- [SET EXERCISE]
Go through the listing and write out all of it exactly.

- [DATASET RECORDS]
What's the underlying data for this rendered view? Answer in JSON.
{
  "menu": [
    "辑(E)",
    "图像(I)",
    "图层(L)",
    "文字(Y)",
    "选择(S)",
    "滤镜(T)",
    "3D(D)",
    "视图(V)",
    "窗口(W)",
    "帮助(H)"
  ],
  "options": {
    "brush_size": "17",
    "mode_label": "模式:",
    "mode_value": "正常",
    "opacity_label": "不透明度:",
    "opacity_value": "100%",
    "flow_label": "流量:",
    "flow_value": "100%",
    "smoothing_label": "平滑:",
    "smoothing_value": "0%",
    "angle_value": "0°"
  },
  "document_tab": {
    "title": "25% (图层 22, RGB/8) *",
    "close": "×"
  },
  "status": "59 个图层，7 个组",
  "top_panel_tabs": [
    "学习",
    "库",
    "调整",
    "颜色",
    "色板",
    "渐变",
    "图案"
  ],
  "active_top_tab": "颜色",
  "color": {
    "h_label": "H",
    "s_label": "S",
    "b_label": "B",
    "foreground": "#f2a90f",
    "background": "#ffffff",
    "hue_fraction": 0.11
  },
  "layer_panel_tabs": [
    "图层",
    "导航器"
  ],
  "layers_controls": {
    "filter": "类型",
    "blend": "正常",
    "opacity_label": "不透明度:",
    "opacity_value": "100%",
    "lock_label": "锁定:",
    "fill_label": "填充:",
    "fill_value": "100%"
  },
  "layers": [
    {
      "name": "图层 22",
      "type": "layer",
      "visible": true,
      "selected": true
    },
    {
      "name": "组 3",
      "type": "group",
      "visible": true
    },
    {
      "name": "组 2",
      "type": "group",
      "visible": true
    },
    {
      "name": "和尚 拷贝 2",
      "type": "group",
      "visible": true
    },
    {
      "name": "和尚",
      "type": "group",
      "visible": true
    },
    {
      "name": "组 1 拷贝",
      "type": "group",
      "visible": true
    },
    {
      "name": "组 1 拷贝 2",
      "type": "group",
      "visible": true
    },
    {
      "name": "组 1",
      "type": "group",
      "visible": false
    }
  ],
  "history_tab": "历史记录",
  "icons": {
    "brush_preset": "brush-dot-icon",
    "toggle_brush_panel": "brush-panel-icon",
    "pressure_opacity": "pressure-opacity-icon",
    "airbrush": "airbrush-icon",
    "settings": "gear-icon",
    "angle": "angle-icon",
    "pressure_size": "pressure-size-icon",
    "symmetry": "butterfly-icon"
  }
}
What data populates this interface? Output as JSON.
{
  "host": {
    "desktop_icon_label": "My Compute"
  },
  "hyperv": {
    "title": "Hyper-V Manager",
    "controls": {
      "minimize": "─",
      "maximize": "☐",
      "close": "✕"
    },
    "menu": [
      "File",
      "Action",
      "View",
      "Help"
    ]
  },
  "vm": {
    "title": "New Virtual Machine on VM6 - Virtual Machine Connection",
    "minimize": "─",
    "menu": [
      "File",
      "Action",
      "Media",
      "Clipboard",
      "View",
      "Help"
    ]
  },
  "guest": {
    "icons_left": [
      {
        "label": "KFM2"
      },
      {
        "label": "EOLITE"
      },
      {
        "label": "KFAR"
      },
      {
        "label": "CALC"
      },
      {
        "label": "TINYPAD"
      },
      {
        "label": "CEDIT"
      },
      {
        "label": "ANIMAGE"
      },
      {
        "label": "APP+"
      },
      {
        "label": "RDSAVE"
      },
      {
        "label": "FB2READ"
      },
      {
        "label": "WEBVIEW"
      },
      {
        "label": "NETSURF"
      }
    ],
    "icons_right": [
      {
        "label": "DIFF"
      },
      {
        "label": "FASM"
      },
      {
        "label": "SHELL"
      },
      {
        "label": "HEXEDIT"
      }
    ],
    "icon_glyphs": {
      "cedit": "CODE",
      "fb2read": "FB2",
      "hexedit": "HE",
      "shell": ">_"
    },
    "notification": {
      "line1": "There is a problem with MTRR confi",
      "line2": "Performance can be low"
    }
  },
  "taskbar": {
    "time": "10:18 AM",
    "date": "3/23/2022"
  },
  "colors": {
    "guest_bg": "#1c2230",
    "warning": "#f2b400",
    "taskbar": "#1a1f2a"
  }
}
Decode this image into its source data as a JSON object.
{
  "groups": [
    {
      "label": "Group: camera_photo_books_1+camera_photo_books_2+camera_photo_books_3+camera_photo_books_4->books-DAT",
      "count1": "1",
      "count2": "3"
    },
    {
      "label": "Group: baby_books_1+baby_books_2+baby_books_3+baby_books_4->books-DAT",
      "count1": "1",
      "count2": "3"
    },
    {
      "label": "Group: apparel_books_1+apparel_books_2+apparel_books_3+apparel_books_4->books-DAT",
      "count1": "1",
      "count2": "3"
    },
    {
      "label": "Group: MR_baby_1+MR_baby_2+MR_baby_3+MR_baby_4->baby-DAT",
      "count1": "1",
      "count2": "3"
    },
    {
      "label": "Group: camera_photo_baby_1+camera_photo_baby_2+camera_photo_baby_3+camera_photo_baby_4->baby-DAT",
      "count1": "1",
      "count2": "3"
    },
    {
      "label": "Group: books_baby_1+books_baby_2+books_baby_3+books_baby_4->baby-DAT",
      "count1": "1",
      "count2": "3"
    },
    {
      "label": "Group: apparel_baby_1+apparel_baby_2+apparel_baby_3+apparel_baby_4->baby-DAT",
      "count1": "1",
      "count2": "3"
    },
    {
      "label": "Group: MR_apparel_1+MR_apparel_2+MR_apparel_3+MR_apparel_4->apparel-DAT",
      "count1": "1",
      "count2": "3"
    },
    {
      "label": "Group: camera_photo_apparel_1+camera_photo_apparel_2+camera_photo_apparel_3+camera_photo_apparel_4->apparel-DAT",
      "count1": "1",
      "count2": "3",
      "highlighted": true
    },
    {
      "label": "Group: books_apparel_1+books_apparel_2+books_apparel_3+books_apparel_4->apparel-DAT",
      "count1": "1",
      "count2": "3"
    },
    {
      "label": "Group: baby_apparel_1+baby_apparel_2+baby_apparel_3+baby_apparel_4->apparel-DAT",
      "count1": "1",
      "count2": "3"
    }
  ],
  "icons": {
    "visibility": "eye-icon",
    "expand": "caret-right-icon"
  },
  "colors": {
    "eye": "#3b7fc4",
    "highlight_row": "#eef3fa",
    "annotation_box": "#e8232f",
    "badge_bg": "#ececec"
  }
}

- [TASK SOLUTION]
What's the underlying data for this rendered view? Answer in JSON.
{
  "menu": [
    "辑(E)",
    "图像(I)",
    "图层(L)",
    "文字(Y)",
    "选择(S)",
    "滤镜(T)",
    "3D(D)",
    "视图(V)",
    "窗口(W)",
    "帮助(H)"
  ],
  "options": {
    "brush_size": "17",
    "mode_label": "模式:",
    "mode_value": "正常",
    "opacity_label": "不透明度:",
    "opacity_value": "100%",
    "flow_label": "流量:",
    "flow_value": "100%",
    "smoothing_label": "平滑:",
    "smoothing_value": "0%",
    "angle_value": "0°"
  },
  "document_tab": {
    "title": "25% (图层 22, RGB/8) *",
    "close": "×"
  },
  "status": "59 个图层，7 个组",
  "top_panel_tabs": [
    "学习",
    "库",
    "调整",
    "颜色",
    "色板",
    "渐变",
    "图案"
  ],
  "active_top_tab": "颜色",
  "color": {
    "h_label": "H",
    "s_label": "S",
    "b_label": "B",
    "foreground": "#f2a90f",
    "background": "#ffffff",
    "hue_fraction": 0.11
  },
  "layer_panel_tabs": [
    "图层",
    "导航器"
  ],
  "layers_controls": {
    "filter": "类型",
    "blend": "正常",
    "opacity_label": "不透明度:",
    "opacity_value": "100%",
    "lock_label": "锁定:",
    "fill_label": "填充:",
    "fill_value": "100%"
  },
  "layers": [
    {
      "name": "图层 22",
      "type": "layer",
      "visible": true,
      "selected": true
    },
    {
      "name": "组 3",
      "type": "group",
      "visible": true
    },
    {
      "name": "组 2",
      "type": "group",
      "visible": true
    },
    {
      "name": "和尚 拷贝 2",
      "type": "group",
      "visible": true
    },
    {
      "name": "和尚",
      "type": "group",
      "visible": true
    },
    {
      "name": "组 1 拷贝",
      "type": "group",
      "visible": true
    },
    {
      "name": "组 1 拷贝 2",
      "type": "group",
      "visible": true
    },
    {
      "name": "组 1",
      "type": "group",
      "visible": false
    }
  ],
  "history_tab": "历史记录",
  "icons": {
    "brush_preset": "brush-dot-icon",
    "toggle_brush_panel": "brush-panel-icon",
    "pressure_opacity": "pressure-opacity-icon",
    "airbrush": "airbrush-icon",
    "settings": "gear-icon",
    "angle": "angle-icon",
    "pressure_size": "pressure-size-icon",
    "symmetry": "butterfly-icon"
  }
}
What data populates this interface? Output as JSON.
{
  "host": {
    "desktop_icon_label": "My Compute"
  },
  "hyperv": {
    "title": "Hyper-V Manager",
    "controls": {
      "minimize": "─",
      "maximize": "☐",
      "close": "✕"
    },
    "menu": [
      "File",
      "Action",
      "View",
      "Help"
    ]
  },
  "vm": {
    "title": "New Virtual Machine on VM6 - Virtual Machine Connection",
    "minimize": "─",
    "menu": [
      "File",
      "Action",
      "Media",
      "Clipboard",
      "View",
      "Help"
    ]
  },
  "guest": {
    "icons_left": [
      {
        "label": "KFM2"
      },
      {
        "label": "EOLITE"
      },
      {
        "label": "KFAR"
      },
      {
        "label": "CALC"
      },
      {
        "label": "TINYPAD"
      },
      {
        "label": "CEDIT"
      },
      {
        "label": "ANIMAGE"
      },
      {
        "label": "APP+"
      },
      {
        "label": "RDSAVE"
      },
      {
        "label": "FB2READ"
      },
      {
        "label": "WEBVIEW"
      },
      {
        "label": "NETSURF"
      }
    ],
    "icons_right": [
      {
        "label": "DIFF"
      },
      {
        "label": "FASM"
      },
      {
        "label": "SHELL"
      },
      {
        "label": "HEXEDIT"
      }
    ],
    "icon_glyphs": {
      "cedit": "CODE",
      "fb2read": "FB2",
      "hexedit": "HE",
      "shell": ">_"
    },
    "notification": {
      "line1": "There is a problem with MTRR confi",
      "line2": "Performance can be low"
    }
  },
  "taskbar": {
    "time": "10:18 AM",
    "date": "3/23/2022"
  },
  "colors": {
    "guest_bg": "#1c2230",
    "warning": "#f2b400",
    "taskbar": "#1a1f2a"
  }
}
Decode this image into its source data as a JSON object.
{
  "groups": [
    {
      "label": "Group: camera_photo_books_1+camera_photo_books_2+camera_photo_books_3+camera_photo_books_4->books-DAT",
      "count1": "1",
      "count2": "3"
    },
    {
      "label": "Group: baby_books_1+baby_books_2+baby_books_3+baby_books_4->books-DAT",
      "count1": "1",
      "count2": "3"
    },
    {
      "label": "Group: apparel_books_1+apparel_books_2+apparel_books_3+apparel_books_4->books-DAT",
      "count1": "1",
      "count2": "3"
    },
    {
      "label": "Group: MR_baby_1+MR_baby_2+MR_baby_3+MR_baby_4->baby-DAT",
      "count1": "1",
      "count2": "3"
    },
    {
      "label": "Group: camera_photo_baby_1+camera_photo_baby_2+camera_photo_baby_3+camera_photo_baby_4->baby-DAT",
      "count1": "1",
      "count2": "3"
    },
    {
      "label": "Group: books_baby_1+books_baby_2+books_baby_3+books_baby_4->baby-DAT",
      "count1": "1",
      "count2": "3"
    },
    {
      "label": "Group: apparel_baby_1+apparel_baby_2+apparel_baby_3+apparel_baby_4->baby-DAT",
      "count1": "1",
      "count2": "3"
    },
    {
      "label": "Group: MR_apparel_1+MR_apparel_2+MR_apparel_3+MR_apparel_4->apparel-DAT",
      "count1": "1",
      "count2": "3"
    },
    {
      "label": "Group: camera_photo_apparel_1+camera_photo_apparel_2+camera_photo_apparel_3+camera_photo_apparel_4->apparel-DAT",
      "count1": "1",
      "count2": "3",
      "highlighted": true
    },
    {
      "label": "Group: books_apparel_1+books_apparel_2+books_apparel_3+books_apparel_4->apparel-DAT",
      "count1": "1",
      "count2": "3"
    },
    {
      "label": "Group: baby_apparel_1+baby_apparel_2+baby_apparel_3+baby_apparel_4->apparel-DAT",
      "count1": "1",
      "count2": "3"
    }
  ],
  "icons": {
    "visibility": "eye-icon",
    "expand": "caret-right-icon"
  },
  "colors": {
    "eye": "#3b7fc4",
    "highlight_row": "#eef3fa",
    "annotation_box": "#e8232f",
    "badge_bg": "#ececec"
  }
}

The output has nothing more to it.